» **Objective**
Copy the entries from the line that contains "List UI elements" through the line that contains "819, 819, 835)", swapping "table-row" for "grid-row" and keeping everything else the same. Omit the pictures from your copy.

======== Raw data

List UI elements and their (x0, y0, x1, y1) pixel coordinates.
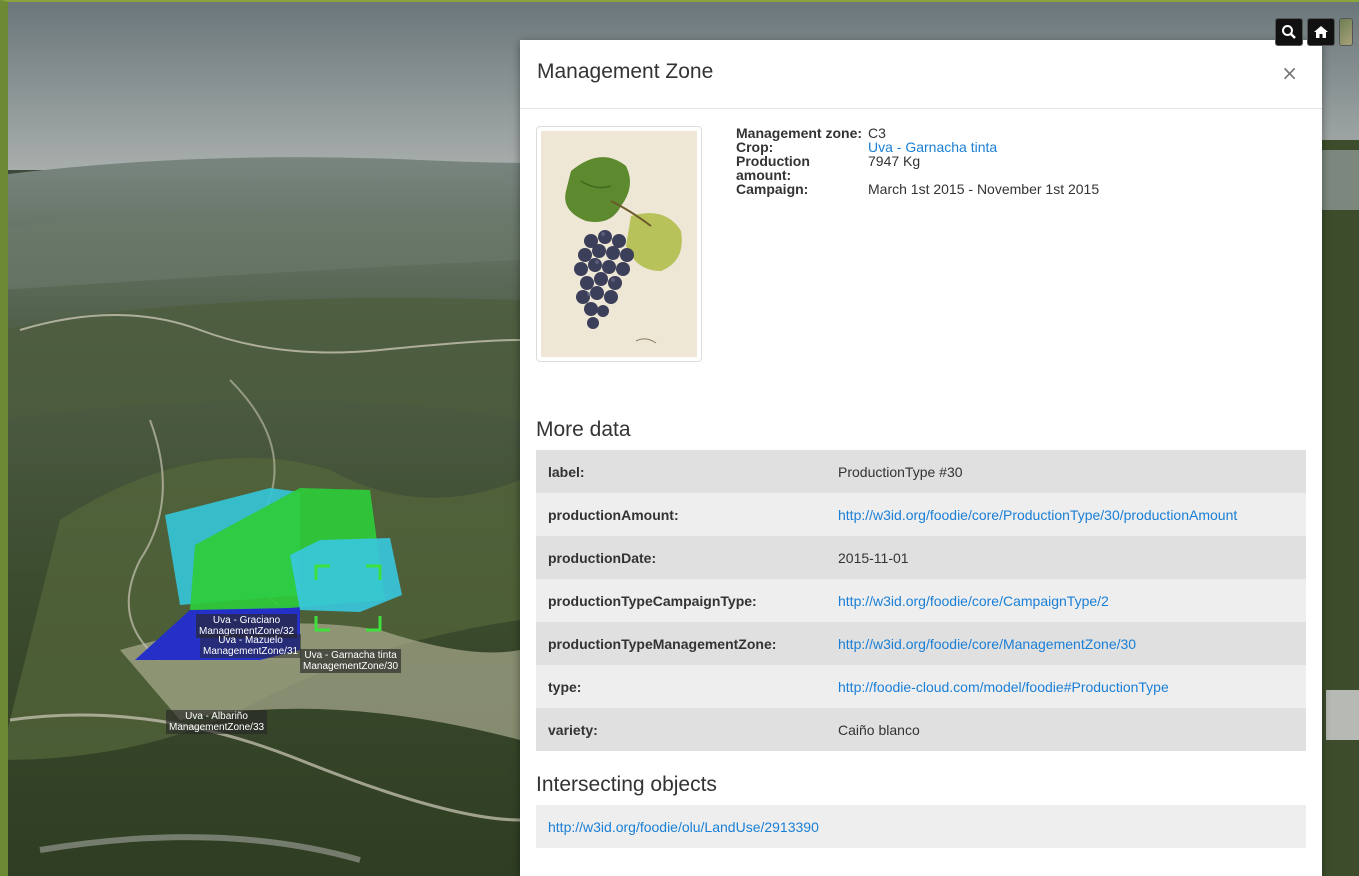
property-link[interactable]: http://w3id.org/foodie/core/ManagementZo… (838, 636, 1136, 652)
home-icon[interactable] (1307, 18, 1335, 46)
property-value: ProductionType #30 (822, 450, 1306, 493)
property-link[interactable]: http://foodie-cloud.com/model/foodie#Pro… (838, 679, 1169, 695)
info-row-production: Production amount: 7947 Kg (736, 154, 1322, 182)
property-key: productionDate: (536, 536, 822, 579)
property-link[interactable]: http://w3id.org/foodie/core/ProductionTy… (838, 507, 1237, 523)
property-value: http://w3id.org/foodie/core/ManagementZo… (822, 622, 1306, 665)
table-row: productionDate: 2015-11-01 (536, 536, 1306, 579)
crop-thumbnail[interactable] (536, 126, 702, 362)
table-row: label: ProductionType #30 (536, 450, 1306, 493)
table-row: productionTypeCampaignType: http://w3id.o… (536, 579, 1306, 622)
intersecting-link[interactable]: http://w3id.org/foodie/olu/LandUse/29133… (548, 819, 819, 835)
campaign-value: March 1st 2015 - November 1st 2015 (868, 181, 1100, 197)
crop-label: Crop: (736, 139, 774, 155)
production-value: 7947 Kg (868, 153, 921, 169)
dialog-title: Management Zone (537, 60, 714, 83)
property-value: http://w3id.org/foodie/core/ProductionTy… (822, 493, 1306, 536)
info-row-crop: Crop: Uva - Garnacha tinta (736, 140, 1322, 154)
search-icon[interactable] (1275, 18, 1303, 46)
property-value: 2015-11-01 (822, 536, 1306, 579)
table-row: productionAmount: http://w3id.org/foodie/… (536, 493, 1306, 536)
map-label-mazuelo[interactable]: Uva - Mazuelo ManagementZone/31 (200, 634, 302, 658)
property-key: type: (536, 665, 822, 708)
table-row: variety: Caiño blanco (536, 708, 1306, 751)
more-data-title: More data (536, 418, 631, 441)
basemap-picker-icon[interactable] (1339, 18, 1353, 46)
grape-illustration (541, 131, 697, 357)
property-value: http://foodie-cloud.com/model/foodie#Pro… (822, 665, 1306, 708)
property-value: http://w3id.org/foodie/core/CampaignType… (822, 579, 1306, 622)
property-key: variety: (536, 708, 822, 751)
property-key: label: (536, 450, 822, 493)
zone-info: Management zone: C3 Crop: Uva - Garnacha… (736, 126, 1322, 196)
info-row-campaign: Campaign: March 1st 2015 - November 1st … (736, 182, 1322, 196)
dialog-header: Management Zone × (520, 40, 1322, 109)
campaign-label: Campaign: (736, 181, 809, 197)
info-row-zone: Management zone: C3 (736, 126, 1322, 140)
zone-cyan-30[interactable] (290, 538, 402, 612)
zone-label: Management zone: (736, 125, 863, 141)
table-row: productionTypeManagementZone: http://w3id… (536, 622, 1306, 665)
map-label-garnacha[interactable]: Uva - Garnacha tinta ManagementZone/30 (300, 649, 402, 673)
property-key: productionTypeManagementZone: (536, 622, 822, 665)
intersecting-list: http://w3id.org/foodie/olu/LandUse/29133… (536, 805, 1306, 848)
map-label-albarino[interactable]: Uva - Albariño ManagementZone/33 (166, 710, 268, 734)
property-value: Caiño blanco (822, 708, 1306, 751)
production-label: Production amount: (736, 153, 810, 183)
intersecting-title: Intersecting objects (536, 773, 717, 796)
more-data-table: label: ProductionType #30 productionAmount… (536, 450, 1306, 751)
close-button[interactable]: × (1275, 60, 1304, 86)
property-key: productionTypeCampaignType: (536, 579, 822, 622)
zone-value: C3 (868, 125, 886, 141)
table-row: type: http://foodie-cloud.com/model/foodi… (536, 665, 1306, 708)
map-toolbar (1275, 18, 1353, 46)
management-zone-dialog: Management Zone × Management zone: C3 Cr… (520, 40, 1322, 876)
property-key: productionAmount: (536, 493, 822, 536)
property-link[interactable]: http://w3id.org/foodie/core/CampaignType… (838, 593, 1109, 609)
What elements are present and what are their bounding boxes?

================
======== Raw data

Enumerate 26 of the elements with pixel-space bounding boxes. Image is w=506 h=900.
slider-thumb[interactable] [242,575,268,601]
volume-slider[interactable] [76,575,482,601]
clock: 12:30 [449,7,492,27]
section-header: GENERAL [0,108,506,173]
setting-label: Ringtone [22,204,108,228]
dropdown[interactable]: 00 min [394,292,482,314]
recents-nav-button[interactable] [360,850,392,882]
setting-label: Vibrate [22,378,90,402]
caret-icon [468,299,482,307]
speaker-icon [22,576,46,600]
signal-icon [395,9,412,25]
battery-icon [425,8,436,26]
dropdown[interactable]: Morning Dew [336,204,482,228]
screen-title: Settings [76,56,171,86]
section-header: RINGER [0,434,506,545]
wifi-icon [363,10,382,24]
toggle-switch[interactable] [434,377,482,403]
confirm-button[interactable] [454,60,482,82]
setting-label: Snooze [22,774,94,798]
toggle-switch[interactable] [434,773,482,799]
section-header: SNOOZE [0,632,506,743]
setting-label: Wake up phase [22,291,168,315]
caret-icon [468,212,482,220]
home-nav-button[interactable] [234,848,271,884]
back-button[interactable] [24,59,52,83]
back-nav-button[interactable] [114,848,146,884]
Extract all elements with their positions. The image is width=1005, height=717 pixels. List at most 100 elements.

================

» **Problem solution**
List UI elements and their (x0, y0, x1, y1) pixel coordinates.
property-link[interactable]: http://w3id.org/foodie/core/ManagementZo… (838, 636, 1136, 652)
home-icon[interactable] (1307, 18, 1335, 46)
property-value: ProductionType #30 (822, 450, 1306, 493)
property-link[interactable]: http://foodie-cloud.com/model/foodie#Pro… (838, 679, 1169, 695)
info-row-production: Production amount: 7947 Kg (736, 154, 1322, 182)
property-key: productionDate: (536, 536, 822, 579)
property-link[interactable]: http://w3id.org/foodie/core/ProductionTy… (838, 507, 1237, 523)
property-value: http://w3id.org/foodie/core/ManagementZo… (822, 622, 1306, 665)
grid-row: productionDate: 2015-11-01 (536, 536, 1306, 579)
crop-thumbnail[interactable] (536, 126, 702, 362)
grid-row: label: ProductionType #30 (536, 450, 1306, 493)
grid-row: productionTypeCampaignType: http://w3id.o… (536, 579, 1306, 622)
intersecting-link[interactable]: http://w3id.org/foodie/olu/LandUse/29133… (548, 819, 819, 835)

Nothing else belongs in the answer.